_Directions_.
Leave the pictures out and transcribe every record exactly.

>> BEGIN Material provided

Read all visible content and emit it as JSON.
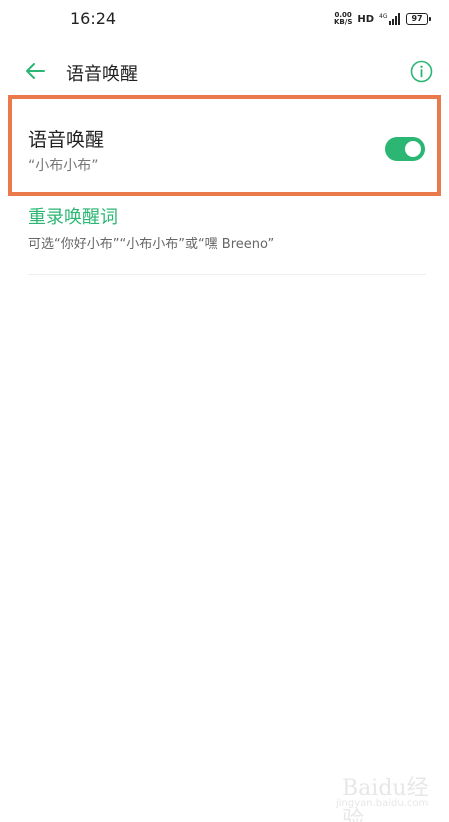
{
  "status_bar": {
    "time": "16:24",
    "net_speed_value": "0.00",
    "net_speed_unit": "KB/S",
    "hd": "HD",
    "battery": "97"
  },
  "header": {
    "title": "语音唤醒",
    "back_icon": "arrow-left-icon",
    "info_icon": "info-circle-icon"
  },
  "voice_wake": {
    "title": "语音唤醒",
    "subtitle": "“小布小布”",
    "enabled": true,
    "toggle_color": "#2bb673"
  },
  "rerecord": {
    "title": "重录唤醒词",
    "subtitle": "可选“你好小布”“小布小布”或“嘿 Breeno”"
  },
  "highlight_color": "#ea7a4b",
  "accent_color": "#2bb673",
  "watermark": {
    "brand": "Baidu经验",
    "url": "jingyan.baidu.com"
  }
}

>> END Material provided

_Response to the task_.
Read all visible content and emit it as JSON.
{
  "status_bar": {
    "time": "16:24",
    "net_speed_value": "0.00",
    "net_speed_unit": "KB/S",
    "hd": "HD",
    "battery": "97"
  },
  "header": {
    "title": "语音唤醒",
    "back_icon": "arrow-left-icon",
    "info_icon": "info-circle-icon"
  },
  "voice_wake": {
    "title": "语音唤醒",
    "subtitle": "“小布小布”",
    "enabled": true,
    "toggle_color": "#2bb673"
  },
  "rerecord": {
    "title": "重录唤醒词",
    "subtitle": "可选“你好小布”“小布小布”或“嘿 Breeno”"
  },
  "highlight_color": "#ea7a4b",
  "accent_color": "#2bb673",
  "watermark": {
    "brand": "Baidu经验",
    "url": "jingyan.baidu.com"
  }
}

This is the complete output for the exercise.